**Work required:** The records below must be duplicated exactly, character for character.

[start Records supplied]

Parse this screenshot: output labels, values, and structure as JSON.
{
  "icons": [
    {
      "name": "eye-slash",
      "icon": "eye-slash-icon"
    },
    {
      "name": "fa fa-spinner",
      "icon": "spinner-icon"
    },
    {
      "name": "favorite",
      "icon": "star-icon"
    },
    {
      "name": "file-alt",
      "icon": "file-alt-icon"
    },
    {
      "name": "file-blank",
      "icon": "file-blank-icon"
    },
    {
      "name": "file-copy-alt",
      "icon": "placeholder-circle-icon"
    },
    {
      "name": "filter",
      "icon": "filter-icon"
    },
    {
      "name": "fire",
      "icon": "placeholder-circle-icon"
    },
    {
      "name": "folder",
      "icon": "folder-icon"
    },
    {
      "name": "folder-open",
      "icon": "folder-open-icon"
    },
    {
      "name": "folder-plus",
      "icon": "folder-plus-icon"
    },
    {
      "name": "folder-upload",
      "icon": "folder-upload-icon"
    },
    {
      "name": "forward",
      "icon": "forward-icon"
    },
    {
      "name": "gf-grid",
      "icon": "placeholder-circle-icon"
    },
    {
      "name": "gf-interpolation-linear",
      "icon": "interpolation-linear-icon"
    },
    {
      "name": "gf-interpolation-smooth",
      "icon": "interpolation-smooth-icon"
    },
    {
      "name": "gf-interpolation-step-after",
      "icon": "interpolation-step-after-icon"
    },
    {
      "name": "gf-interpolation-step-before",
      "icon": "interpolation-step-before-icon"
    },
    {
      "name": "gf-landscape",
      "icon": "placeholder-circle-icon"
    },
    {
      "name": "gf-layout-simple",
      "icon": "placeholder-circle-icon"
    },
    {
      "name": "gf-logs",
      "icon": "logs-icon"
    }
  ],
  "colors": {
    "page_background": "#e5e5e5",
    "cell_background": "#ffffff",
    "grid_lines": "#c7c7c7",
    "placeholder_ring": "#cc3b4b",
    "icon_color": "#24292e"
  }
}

[end Records supplied]

**Output of the exercise:**
Parse this screenshot: output labels, values, and structure as JSON.
{
  "icons": [
    {
      "name": "eye-slash",
      "icon": "eye-slash-icon"
    },
    {
      "name": "fa fa-spinner",
      "icon": "spinner-icon"
    },
    {
      "name": "favorite",
      "icon": "star-icon"
    },
    {
      "name": "file-alt",
      "icon": "file-alt-icon"
    },
    {
      "name": "file-blank",
      "icon": "file-blank-icon"
    },
    {
      "name": "file-copy-alt",
      "icon": "placeholder-circle-icon"
    },
    {
      "name": "filter",
      "icon": "filter-icon"
    },
    {
      "name": "fire",
      "icon": "placeholder-circle-icon"
    },
    {
      "name": "folder",
      "icon": "folder-icon"
    },
    {
      "name": "folder-open",
      "icon": "folder-open-icon"
    },
    {
      "name": "folder-plus",
      "icon": "folder-plus-icon"
    },
    {
      "name": "folder-upload",
      "icon": "folder-upload-icon"
    },
    {
      "name": "forward",
      "icon": "forward-icon"
    },
    {
      "name": "gf-grid",
      "icon": "placeholder-circle-icon"
    },
    {
      "name": "gf-interpolation-linear",
      "icon": "interpolation-linear-icon"
    },
    {
      "name": "gf-interpolation-smooth",
      "icon": "interpolation-smooth-icon"
    },
    {
      "name": "gf-interpolation-step-after",
      "icon": "interpolation-step-after-icon"
    },
    {
      "name": "gf-interpolation-step-before",
      "icon": "interpolation-step-before-icon"
    },
    {
      "name": "gf-landscape",
      "icon": "placeholder-circle-icon"
    },
    {
      "name": "gf-layout-simple",
      "icon": "placeholder-circle-icon"
    },
    {
      "name": "gf-logs",
      "icon": "logs-icon"
    }
  ],
  "colors": {
    "page_background": "#e5e5e5",
    "cell_background": "#ffffff",
    "grid_lines": "#c7c7c7",
    "placeholder_ring": "#cc3b4b",
    "icon_color": "#24292e"
  }
}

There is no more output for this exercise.